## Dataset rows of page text
-*-

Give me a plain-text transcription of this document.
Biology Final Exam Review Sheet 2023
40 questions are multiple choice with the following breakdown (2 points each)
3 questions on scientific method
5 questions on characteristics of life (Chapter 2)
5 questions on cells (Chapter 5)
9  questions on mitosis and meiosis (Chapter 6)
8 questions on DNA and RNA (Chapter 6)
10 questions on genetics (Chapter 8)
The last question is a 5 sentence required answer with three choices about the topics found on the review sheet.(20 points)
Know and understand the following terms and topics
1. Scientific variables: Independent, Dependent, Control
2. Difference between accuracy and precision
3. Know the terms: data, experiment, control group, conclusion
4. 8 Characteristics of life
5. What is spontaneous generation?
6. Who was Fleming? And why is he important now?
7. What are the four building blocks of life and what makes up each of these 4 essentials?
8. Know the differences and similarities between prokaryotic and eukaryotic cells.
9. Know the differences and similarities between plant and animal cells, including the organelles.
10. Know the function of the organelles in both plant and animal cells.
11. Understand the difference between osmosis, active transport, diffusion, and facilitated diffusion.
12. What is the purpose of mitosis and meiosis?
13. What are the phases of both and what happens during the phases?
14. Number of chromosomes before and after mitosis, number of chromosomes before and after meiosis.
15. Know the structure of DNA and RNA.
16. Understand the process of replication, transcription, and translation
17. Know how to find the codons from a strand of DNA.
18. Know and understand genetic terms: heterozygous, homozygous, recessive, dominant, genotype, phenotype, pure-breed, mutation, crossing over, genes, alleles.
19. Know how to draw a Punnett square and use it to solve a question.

-*-

## Assigned task
Write the records out once more. Each line must match.

## Output of the exercise
Give me a plain-text transcription of this document.
Biology Final Exam Review Sheet 2023
40 questions are multiple choice with the following breakdown (2 points each)
3 questions on scientific method
5 questions on characteristics of life (Chapter 2)
5 questions on cells (Chapter 5)
9  questions on mitosis and meiosis (Chapter 6)
8 questions on DNA and RNA (Chapter 6)
10 questions on genetics (Chapter 8)
The last question is a 5 sentence required answer with three choices about the topics found on the review sheet.(20 points)
Know and understand the following terms and topics
1. Scientific variables: Independent, Dependent, Control
2. Difference between accuracy and precision
3. Know the terms: data, experiment, control group, conclusion
4. 8 Characteristics of life
5. What is spontaneous generation?
6. Who was Fleming? And why is he important now?
7. What are the four building blocks of life and what makes up each of these 4 essentials?
8. Know the differences and similarities between prokaryotic and eukaryotic cells.
9. Know the differences and similarities between plant and animal cells, including the organelles.
10. Know the function of the organelles in both plant and animal cells.
11. Understand the difference between osmosis, active transport, diffusion, and facilitated diffusion.
12. What is the purpose of mitosis and meiosis?
13. What are the phases of both and what happens during the phases?
14. Number of chromosomes before and after mitosis, number of chromosomes before and after meiosis.
15. Know the structure of DNA and RNA.
16. Understand the process of replication, transcription, and translation
17. Know how to find the codons from a strand of DNA.
18. Know and understand genetic terms: heterozygous, homozygous, recessive, dominant, genotype, phenotype, pure-breed, mutation, crossing over, genes, alleles.
19. Know how to draw a Punnett square and use it to solve a question.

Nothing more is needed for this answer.